* _What is required_: State how many lines in the listing below include the word "Kragen", and add nothing besides the number.

Begin Records

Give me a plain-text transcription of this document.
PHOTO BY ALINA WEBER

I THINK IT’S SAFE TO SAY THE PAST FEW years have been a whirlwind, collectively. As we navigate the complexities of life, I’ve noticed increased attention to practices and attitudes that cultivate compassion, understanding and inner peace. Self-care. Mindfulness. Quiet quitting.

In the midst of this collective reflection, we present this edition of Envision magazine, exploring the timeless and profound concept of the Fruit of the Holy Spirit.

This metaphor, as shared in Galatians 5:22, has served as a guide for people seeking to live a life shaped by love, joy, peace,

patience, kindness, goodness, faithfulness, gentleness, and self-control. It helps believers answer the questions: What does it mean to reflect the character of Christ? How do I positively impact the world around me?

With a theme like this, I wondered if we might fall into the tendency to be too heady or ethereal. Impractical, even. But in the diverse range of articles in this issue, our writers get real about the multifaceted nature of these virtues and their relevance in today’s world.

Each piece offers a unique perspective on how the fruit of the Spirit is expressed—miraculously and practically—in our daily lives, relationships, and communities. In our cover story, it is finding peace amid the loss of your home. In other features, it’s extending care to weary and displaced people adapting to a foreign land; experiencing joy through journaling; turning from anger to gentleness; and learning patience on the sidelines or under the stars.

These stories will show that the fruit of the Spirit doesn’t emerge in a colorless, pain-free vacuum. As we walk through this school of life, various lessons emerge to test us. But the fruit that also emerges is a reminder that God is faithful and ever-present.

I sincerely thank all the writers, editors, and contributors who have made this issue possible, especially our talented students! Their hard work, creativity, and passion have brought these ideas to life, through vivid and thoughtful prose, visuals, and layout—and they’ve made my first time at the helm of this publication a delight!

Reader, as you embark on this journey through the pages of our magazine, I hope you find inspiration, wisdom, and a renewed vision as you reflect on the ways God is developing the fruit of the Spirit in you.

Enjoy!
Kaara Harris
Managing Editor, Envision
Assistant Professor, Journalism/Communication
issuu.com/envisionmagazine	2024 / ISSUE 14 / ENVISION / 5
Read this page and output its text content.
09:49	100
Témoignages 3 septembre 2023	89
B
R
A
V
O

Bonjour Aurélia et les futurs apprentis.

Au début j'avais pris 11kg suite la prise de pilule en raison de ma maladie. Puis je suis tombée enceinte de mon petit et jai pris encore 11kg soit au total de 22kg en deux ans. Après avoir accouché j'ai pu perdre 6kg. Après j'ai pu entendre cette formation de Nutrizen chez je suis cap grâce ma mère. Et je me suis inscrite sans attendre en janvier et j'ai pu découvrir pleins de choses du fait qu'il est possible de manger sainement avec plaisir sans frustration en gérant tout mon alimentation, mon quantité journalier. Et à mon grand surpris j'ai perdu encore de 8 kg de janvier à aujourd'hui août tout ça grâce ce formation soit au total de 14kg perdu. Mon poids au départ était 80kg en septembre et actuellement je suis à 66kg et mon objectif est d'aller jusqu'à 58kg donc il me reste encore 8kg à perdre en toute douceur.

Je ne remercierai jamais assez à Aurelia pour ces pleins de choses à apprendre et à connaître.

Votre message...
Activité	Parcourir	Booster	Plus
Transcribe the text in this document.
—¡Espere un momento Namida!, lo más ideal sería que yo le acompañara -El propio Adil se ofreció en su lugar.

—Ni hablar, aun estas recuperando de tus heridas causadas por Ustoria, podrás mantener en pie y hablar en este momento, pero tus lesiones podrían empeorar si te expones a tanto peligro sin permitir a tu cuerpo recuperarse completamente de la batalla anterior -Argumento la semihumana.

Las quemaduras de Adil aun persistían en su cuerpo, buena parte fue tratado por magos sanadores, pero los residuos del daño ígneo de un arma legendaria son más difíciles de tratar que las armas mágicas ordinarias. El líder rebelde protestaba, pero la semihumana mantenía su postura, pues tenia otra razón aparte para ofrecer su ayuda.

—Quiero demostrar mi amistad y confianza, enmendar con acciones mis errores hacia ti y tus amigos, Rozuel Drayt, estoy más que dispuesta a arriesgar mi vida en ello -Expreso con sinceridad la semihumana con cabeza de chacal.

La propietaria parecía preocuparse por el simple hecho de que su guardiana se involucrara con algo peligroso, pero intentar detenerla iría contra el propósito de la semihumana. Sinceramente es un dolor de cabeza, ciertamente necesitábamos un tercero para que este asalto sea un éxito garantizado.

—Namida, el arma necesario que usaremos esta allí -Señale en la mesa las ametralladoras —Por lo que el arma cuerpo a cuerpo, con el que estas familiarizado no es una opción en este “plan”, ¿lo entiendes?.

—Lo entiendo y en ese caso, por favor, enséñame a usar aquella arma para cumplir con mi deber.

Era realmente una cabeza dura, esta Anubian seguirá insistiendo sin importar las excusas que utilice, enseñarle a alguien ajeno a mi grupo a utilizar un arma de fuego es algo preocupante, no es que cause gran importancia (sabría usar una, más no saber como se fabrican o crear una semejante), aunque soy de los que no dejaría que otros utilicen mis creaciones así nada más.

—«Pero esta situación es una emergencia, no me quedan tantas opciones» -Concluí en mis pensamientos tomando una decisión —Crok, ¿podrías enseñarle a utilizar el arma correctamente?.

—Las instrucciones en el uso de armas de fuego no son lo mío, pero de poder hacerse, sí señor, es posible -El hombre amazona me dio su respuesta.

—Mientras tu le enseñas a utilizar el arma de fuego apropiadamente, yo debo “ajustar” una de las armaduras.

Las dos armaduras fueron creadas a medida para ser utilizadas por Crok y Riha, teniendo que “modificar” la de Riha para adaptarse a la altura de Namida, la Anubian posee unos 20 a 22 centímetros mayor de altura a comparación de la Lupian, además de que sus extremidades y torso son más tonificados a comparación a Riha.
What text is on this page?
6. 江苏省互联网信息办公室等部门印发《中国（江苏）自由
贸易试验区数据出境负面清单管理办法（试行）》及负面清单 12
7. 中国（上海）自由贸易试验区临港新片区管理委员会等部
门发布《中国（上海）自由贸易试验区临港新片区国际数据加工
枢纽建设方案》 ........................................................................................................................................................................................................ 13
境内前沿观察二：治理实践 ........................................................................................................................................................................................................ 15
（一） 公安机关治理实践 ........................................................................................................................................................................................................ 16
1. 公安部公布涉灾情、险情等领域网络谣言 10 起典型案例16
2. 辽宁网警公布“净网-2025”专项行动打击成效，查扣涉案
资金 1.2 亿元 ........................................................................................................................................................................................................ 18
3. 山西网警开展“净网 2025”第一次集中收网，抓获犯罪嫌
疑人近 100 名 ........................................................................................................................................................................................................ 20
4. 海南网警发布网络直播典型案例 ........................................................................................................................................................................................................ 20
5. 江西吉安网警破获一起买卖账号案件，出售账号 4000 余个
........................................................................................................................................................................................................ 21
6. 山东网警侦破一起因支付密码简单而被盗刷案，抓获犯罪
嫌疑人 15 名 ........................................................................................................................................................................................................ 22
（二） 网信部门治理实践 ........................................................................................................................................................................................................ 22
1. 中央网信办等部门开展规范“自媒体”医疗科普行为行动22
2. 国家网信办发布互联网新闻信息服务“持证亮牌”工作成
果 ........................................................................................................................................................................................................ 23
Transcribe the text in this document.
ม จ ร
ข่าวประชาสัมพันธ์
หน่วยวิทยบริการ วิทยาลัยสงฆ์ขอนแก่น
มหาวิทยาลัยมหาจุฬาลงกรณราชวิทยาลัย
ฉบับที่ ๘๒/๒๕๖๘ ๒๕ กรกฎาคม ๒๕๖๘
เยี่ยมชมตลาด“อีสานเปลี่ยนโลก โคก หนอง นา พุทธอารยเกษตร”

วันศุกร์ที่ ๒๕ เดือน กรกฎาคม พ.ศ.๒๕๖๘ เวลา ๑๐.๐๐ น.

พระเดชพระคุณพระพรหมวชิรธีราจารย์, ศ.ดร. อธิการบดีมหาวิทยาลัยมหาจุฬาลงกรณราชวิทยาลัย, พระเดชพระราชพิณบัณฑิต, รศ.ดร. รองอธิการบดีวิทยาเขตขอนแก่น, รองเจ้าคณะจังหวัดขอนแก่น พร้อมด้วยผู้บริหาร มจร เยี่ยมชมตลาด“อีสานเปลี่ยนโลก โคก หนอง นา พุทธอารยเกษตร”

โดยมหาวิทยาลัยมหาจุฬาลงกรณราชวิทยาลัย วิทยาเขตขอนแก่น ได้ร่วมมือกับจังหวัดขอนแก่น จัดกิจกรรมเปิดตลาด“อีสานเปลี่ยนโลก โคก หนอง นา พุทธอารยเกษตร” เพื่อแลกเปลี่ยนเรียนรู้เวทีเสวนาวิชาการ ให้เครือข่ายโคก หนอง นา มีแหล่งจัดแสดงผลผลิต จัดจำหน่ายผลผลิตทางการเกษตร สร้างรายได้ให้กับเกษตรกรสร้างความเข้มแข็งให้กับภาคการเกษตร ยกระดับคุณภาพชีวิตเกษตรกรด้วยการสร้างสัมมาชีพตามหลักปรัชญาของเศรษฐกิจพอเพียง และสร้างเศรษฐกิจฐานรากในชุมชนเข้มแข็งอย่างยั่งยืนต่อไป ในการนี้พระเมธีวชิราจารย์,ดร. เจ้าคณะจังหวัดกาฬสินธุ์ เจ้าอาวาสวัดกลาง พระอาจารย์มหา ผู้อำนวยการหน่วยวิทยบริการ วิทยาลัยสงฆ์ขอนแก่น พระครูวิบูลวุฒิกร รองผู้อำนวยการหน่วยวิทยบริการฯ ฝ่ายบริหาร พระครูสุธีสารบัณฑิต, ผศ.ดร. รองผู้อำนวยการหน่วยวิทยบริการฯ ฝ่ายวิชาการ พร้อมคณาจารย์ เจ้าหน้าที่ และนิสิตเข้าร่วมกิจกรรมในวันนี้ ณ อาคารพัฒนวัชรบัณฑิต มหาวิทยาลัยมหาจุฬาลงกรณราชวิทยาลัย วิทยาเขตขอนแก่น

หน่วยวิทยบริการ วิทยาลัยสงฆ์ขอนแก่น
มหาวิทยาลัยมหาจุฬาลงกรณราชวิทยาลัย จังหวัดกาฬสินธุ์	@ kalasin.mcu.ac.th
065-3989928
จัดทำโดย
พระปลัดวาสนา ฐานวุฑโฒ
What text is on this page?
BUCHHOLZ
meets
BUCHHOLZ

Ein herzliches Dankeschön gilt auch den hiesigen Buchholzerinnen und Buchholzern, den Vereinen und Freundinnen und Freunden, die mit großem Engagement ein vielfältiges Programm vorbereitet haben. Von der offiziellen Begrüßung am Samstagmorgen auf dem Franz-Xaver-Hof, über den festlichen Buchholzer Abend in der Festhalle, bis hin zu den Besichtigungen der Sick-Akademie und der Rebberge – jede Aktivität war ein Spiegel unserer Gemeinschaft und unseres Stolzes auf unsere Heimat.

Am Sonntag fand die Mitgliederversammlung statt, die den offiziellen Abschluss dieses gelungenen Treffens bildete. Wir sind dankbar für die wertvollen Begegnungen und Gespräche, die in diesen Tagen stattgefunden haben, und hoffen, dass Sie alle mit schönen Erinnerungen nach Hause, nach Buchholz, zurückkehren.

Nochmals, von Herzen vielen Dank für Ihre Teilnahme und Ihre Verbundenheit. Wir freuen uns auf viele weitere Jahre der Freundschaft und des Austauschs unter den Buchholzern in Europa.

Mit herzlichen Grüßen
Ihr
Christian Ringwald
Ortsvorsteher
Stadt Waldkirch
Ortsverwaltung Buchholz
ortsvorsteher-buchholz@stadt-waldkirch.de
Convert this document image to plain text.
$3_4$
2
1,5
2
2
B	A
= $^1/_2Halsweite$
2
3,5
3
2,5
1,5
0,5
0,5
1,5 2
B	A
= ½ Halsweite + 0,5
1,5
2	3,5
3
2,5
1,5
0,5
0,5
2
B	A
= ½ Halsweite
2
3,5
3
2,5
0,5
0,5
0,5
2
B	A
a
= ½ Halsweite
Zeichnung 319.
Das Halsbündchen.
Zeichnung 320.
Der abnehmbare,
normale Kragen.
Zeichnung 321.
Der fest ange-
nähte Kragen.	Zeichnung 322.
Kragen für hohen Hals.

End Records

* _Reply_: 3